From the entries below, extract every line that includes the word "Weather".

◆ INPUT:
---
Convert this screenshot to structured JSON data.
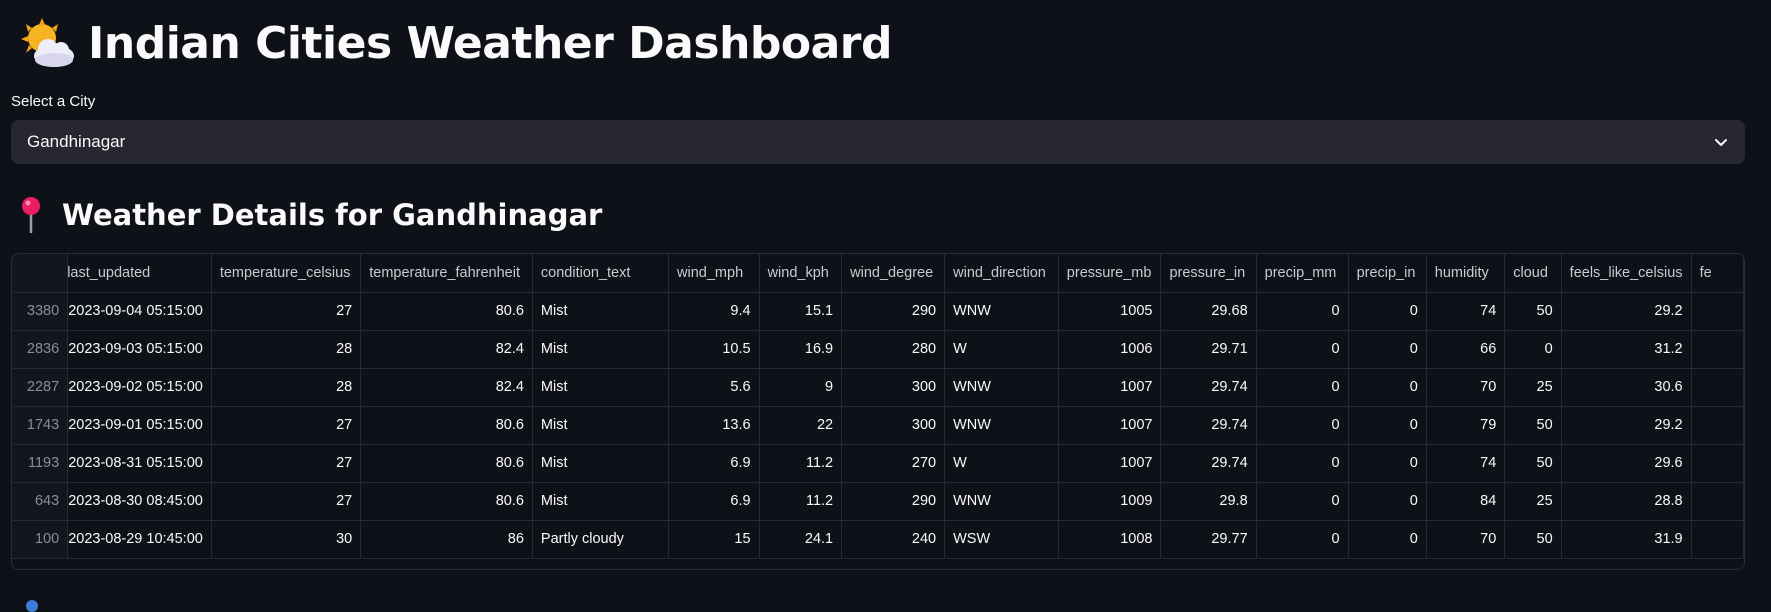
{
  "header": {
    "title": "Indian Cities Weather Dashboard",
    "icon": "sun-behind-cloud-icon"
  },
  "city_select": {
    "label": "Select a City",
    "value": "Gandhinagar"
  },
  "details": {
    "subtitle": "Weather Details for Gandhinagar",
    "icon": "round-pushpin-icon"
  },
  "table": {
    "columns": [
      "",
      "last_updated",
      "temperature_celsius",
      "temperature_fahrenheit",
      "condition_text",
      "wind_mph",
      "wind_kph",
      "wind_degree",
      "wind_direction",
      "pressure_mb",
      "pressure_in",
      "precip_mm",
      "precip_in",
      "humidity",
      "cloud",
      "feels_like_celsius",
      "fe"
    ],
    "rows": [
      [
        "3380",
        "2023-09-04 05:15:00",
        "27",
        "80.6",
        "Mist",
        "9.4",
        "15.1",
        "290",
        "WNW",
        "1005",
        "29.68",
        "0",
        "0",
        "74",
        "50",
        "29.2"
      ],
      [
        "2836",
        "2023-09-03 05:15:00",
        "28",
        "82.4",
        "Mist",
        "10.5",
        "16.9",
        "280",
        "W",
        "1006",
        "29.71",
        "0",
        "0",
        "66",
        "0",
        "31.2"
      ],
      [
        "2287",
        "2023-09-02 05:15:00",
        "28",
        "82.4",
        "Mist",
        "5.6",
        "9",
        "300",
        "WNW",
        "1007",
        "29.74",
        "0",
        "0",
        "70",
        "25",
        "30.6"
      ],
      [
        "1743",
        "2023-09-01 05:15:00",
        "27",
        "80.6",
        "Mist",
        "13.6",
        "22",
        "300",
        "WNW",
        "1007",
        "29.74",
        "0",
        "0",
        "79",
        "50",
        "29.2"
      ],
      [
        "1193",
        "2023-08-31 05:15:00",
        "27",
        "80.6",
        "Mist",
        "6.9",
        "11.2",
        "270",
        "W",
        "1007",
        "29.74",
        "0",
        "0",
        "74",
        "50",
        "29.6"
      ],
      [
        "643",
        "2023-08-30 08:45:00",
        "27",
        "80.6",
        "Mist",
        "6.9",
        "11.2",
        "290",
        "WNW",
        "1009",
        "29.8",
        "0",
        "0",
        "84",
        "25",
        "28.8"
      ],
      [
        "100",
        "2023-08-29 10:45:00",
        "30",
        "86",
        "Partly cloudy",
        "15",
        "24.1",
        "240",
        "WSW",
        "1008",
        "29.77",
        "0",
        "0",
        "70",
        "50",
        "31.9"
      ]
    ]
  },
  "colors": {
    "background": "#0e1117",
    "input_bg": "#262730",
    "border": "#262a33",
    "text": "#fafafa"
  }
}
---
◆ CORRECT RESPONSE:
    "title": "Indian Cities Weather Dashboard",
    "subtitle": "Weather Details for Gandhinagar",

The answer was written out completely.